What to produce
Gather each line of the records where "this" appears.

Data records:
****
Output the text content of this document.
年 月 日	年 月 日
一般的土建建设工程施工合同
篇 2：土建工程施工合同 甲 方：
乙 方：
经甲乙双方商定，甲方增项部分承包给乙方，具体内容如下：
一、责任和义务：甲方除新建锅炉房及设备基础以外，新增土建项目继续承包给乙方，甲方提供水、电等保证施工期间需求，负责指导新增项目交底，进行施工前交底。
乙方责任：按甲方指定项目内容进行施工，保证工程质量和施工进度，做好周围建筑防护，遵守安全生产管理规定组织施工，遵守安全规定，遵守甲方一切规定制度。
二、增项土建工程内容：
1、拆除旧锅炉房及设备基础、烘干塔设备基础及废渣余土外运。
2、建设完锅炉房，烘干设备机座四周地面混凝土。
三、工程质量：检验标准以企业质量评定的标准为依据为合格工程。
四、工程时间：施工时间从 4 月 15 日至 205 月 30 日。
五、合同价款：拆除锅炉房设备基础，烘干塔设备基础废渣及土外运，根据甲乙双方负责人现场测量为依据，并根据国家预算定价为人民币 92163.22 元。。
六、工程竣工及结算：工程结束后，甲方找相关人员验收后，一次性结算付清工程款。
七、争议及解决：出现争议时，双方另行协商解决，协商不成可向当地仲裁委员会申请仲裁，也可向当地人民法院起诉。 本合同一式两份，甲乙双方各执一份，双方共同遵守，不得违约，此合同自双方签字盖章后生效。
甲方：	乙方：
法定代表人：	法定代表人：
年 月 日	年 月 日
****
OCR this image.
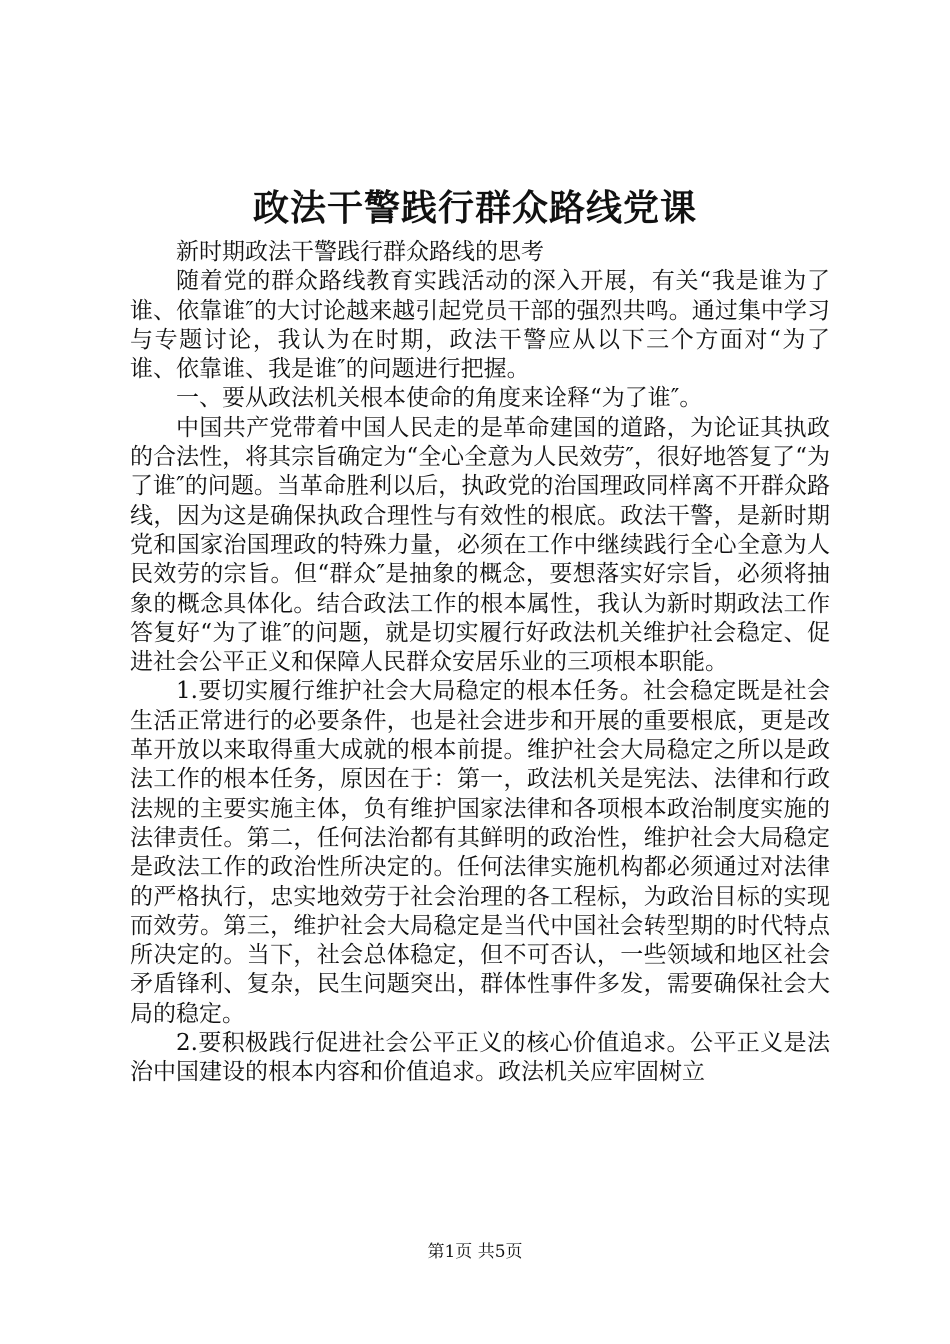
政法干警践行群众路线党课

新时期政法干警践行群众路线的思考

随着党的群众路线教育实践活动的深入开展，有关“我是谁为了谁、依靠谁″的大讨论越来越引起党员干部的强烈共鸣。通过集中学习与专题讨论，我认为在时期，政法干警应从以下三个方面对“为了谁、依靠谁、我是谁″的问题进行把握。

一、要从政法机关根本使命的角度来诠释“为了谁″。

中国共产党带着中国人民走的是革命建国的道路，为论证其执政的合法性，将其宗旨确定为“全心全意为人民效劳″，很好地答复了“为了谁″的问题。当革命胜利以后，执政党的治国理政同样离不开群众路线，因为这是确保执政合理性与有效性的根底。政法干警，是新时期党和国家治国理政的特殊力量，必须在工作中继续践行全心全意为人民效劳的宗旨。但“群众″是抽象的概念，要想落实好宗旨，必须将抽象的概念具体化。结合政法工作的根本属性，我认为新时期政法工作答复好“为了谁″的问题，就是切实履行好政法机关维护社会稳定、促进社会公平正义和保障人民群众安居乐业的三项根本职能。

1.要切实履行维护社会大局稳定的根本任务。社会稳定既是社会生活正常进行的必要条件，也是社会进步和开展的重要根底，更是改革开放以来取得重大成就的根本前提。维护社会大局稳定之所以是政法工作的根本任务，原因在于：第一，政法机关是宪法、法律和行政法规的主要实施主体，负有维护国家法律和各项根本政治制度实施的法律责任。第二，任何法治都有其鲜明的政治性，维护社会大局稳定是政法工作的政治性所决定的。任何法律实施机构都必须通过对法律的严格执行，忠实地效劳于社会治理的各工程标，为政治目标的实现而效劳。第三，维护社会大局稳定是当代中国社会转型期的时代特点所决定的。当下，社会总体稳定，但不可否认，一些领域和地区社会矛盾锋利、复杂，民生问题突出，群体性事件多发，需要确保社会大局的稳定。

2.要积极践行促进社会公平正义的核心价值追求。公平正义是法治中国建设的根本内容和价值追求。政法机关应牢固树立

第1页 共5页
****
Result of the exercise
Output the text content of this document.
OCR this image.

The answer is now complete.